▶ TASK DETAILS
Locate all lines in the data below that hold "JSON" and show them.

▶ MATERIAL PROVIDED
+--

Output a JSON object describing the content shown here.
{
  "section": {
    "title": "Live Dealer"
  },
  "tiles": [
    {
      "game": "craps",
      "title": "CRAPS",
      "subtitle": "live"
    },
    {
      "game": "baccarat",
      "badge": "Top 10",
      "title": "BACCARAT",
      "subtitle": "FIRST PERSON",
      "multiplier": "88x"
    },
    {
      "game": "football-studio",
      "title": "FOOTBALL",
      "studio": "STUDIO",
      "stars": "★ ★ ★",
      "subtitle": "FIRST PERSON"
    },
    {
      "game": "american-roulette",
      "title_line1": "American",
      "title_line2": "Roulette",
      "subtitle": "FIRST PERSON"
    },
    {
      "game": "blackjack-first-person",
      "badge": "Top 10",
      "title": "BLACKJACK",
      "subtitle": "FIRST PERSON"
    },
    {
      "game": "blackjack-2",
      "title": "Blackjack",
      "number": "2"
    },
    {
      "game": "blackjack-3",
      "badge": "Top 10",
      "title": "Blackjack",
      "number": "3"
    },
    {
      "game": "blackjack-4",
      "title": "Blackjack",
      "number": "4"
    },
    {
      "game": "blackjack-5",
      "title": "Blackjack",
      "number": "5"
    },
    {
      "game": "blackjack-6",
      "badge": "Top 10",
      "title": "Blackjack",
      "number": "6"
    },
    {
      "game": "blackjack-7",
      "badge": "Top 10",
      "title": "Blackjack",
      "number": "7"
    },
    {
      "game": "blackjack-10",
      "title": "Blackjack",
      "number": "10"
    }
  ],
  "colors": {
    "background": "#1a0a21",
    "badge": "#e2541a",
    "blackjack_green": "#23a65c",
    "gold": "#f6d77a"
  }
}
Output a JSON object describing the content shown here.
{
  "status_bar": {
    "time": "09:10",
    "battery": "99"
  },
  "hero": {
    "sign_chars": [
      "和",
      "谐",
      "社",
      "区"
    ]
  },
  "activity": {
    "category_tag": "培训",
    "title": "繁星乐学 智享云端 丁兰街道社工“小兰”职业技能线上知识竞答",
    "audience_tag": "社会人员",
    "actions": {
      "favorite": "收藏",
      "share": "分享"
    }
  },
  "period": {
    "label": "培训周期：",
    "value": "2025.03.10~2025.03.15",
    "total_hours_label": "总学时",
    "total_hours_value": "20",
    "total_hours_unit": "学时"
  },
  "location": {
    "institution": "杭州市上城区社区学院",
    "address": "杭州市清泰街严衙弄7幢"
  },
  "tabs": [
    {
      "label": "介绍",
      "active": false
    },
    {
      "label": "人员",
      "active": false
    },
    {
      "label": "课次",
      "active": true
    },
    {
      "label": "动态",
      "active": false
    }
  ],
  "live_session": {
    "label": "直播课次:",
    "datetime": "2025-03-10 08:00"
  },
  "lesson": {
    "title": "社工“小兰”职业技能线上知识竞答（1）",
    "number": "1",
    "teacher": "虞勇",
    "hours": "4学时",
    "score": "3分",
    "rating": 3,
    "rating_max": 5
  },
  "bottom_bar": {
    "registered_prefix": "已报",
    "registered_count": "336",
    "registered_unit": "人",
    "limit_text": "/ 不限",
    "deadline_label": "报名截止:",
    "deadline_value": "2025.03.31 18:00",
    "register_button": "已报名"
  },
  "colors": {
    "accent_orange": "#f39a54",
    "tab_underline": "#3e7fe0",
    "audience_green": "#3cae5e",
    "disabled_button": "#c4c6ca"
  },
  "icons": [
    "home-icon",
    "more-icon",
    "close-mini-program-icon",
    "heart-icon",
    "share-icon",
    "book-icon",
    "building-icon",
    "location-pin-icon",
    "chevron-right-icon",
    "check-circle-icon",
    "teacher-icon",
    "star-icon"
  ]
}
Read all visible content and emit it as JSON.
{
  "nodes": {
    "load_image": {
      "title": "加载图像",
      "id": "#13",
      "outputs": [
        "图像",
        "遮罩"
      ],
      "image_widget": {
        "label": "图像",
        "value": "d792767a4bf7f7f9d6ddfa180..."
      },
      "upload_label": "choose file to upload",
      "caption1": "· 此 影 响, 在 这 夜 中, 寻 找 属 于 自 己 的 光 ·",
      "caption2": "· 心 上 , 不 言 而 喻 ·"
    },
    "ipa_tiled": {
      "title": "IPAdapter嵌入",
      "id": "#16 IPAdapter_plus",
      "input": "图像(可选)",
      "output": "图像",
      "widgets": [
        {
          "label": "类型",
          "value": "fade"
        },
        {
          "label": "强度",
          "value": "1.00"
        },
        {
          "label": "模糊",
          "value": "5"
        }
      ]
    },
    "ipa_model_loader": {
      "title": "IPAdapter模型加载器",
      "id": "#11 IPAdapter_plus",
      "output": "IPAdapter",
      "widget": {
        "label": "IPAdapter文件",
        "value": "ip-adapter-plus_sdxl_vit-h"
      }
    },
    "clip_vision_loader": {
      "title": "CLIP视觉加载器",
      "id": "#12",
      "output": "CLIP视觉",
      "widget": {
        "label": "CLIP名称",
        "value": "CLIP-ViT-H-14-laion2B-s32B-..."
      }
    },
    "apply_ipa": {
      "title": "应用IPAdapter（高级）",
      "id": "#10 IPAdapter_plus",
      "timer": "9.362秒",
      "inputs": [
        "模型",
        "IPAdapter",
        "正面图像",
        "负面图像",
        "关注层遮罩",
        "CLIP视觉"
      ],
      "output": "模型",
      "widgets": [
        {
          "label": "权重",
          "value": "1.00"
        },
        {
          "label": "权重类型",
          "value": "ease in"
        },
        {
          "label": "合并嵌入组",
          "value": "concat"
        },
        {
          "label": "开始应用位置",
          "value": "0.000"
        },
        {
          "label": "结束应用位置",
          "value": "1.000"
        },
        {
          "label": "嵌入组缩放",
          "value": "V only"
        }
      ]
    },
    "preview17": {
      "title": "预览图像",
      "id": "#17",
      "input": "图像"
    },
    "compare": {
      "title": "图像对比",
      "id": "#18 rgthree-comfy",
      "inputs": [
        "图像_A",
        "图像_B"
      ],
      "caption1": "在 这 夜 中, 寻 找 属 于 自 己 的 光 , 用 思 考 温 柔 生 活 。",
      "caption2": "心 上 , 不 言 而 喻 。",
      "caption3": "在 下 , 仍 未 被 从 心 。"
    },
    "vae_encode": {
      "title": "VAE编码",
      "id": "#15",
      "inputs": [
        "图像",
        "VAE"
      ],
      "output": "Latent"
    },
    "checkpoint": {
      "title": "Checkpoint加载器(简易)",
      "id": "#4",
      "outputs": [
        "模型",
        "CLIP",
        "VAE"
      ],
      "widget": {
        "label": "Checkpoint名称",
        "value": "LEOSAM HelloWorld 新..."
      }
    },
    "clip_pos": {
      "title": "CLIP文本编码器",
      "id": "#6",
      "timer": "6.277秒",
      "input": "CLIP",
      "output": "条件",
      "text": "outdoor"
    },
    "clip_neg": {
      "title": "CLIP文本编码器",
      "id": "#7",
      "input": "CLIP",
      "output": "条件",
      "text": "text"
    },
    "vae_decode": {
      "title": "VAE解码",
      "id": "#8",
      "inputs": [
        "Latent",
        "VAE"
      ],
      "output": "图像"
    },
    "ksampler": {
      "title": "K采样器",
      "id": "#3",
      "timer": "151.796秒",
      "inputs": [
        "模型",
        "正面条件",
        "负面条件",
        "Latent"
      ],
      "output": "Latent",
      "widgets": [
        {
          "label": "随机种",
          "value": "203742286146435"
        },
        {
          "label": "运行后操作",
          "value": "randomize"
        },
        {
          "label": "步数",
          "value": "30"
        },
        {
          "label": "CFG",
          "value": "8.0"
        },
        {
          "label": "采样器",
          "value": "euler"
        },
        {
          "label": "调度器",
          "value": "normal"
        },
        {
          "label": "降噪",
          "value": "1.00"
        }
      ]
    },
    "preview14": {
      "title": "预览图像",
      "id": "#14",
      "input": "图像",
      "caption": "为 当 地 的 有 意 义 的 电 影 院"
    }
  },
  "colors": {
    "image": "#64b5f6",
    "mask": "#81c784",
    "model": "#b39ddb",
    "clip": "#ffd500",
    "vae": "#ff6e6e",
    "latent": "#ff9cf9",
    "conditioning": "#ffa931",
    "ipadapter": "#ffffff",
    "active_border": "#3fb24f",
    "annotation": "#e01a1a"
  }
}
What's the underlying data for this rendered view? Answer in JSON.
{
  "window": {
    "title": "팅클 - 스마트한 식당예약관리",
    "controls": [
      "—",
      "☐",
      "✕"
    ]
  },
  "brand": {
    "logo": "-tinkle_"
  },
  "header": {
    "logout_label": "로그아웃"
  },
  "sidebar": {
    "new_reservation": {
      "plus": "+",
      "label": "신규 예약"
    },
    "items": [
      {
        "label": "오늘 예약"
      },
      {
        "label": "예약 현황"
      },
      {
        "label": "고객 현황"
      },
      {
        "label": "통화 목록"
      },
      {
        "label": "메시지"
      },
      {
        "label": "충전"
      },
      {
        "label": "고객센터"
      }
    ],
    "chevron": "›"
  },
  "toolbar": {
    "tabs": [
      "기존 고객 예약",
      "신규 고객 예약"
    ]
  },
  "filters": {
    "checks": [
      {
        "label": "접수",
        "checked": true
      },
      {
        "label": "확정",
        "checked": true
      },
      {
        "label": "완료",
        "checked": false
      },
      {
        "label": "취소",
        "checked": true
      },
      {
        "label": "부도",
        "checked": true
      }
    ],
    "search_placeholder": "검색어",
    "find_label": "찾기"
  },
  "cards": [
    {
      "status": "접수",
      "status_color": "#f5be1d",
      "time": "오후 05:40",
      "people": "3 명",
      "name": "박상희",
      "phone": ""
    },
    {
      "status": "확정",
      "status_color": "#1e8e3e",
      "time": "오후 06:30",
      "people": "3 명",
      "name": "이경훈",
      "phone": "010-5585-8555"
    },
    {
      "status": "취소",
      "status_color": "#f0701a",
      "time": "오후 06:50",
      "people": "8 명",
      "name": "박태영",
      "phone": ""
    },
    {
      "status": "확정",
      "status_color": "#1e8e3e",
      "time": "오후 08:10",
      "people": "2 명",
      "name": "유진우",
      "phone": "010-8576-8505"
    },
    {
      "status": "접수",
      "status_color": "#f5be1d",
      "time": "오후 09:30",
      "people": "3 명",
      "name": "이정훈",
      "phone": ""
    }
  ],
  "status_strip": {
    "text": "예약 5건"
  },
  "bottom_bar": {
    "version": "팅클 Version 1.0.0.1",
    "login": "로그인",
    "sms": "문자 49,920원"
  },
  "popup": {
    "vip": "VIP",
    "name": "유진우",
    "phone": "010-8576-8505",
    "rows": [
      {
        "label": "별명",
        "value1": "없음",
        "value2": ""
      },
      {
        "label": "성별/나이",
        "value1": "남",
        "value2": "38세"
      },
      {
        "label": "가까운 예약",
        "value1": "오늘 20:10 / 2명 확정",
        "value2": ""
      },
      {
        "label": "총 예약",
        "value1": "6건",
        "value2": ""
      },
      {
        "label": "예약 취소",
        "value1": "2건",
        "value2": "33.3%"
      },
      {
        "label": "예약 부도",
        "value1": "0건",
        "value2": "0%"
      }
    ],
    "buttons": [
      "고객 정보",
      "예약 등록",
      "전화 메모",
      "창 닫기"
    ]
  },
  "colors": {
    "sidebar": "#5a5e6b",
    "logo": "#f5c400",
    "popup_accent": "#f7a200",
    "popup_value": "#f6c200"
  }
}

+--

▶ RIGHT ANSWER
Output a JSON object describing the content shown here.
Output a JSON object describing the content shown here.
Read all visible content and emit it as JSON.
What's the underlying data for this rendered view? Answer in JSON.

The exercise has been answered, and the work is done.